# [Challenge]
Go through the listing and write out all of it exactly.

# [Task data]
┌──

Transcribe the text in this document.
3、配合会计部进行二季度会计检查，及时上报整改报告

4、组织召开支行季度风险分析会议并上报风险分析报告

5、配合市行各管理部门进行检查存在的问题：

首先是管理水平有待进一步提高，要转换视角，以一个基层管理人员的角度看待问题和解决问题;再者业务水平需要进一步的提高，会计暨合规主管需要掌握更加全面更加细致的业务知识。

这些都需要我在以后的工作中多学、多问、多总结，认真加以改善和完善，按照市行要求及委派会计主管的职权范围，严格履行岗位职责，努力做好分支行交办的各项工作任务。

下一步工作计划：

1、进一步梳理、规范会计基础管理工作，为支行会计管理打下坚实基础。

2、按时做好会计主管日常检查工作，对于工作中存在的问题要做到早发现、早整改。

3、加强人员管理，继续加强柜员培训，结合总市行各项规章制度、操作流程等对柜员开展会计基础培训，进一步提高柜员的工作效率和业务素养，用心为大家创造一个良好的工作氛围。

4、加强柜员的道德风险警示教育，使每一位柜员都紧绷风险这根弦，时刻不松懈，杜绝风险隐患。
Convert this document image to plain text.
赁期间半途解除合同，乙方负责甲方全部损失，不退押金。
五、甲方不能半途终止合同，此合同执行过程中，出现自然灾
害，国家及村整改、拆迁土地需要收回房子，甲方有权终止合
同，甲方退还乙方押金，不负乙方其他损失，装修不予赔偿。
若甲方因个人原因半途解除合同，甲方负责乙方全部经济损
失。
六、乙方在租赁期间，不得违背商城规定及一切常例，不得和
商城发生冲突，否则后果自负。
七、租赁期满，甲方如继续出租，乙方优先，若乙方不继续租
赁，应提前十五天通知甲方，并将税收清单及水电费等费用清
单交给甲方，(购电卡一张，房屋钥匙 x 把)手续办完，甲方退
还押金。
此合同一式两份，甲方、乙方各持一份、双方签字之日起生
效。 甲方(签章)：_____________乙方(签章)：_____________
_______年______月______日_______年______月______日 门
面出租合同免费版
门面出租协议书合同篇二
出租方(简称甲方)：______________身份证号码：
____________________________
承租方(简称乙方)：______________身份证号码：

└──

# [Solution for this problem]
Transcribe the text in this document.
3、配合会计部进行二季度会计检查，及时上报整改报告

4、组织召开支行季度风险分析会议并上报风险分析报告

5、配合市行各管理部门进行检查存在的问题：

首先是管理水平有待进一步提高，要转换视角，以一个基层管理人员的角度看待问题和解决问题;再者业务水平需要进一步的提高，会计暨合规主管需要掌握更加全面更加细致的业务知识。

这些都需要我在以后的工作中多学、多问、多总结，认真加以改善和完善，按照市行要求及委派会计主管的职权范围，严格履行岗位职责，努力做好分支行交办的各项工作任务。

下一步工作计划：

1、进一步梳理、规范会计基础管理工作，为支行会计管理打下坚实基础。

2、按时做好会计主管日常检查工作，对于工作中存在的问题要做到早发现、早整改。

3、加强人员管理，继续加强柜员培训，结合总市行各项规章制度、操作流程等对柜员开展会计基础培训，进一步提高柜员的工作效率和业务素养，用心为大家创造一个良好的工作氛围。

4、加强柜员的道德风险警示教育，使每一位柜员都紧绷风险这根弦，时刻不松懈，杜绝风险隐患。
Convert this document image to plain text.
赁期间半途解除合同，乙方负责甲方全部损失，不退押金。
五、甲方不能半途终止合同，此合同执行过程中，出现自然灾
害，国家及村整改、拆迁土地需要收回房子，甲方有权终止合
同，甲方退还乙方押金，不负乙方其他损失，装修不予赔偿。
若甲方因个人原因半途解除合同，甲方负责乙方全部经济损
失。
六、乙方在租赁期间，不得违背商城规定及一切常例，不得和
商城发生冲突，否则后果自负。
七、租赁期满，甲方如继续出租，乙方优先，若乙方不继续租
赁，应提前十五天通知甲方，并将税收清单及水电费等费用清
单交给甲方，(购电卡一张，房屋钥匙 x 把)手续办完，甲方退
还押金。
此合同一式两份，甲方、乙方各持一份、双方签字之日起生
效。 甲方(签章)：_____________乙方(签章)：_____________
_______年______月______日_______年______月______日 门
面出租合同免费版
门面出租协议书合同篇二
出租方(简称甲方)：______________身份证号码：
____________________________
承租方(简称乙方)：______________身份证号码：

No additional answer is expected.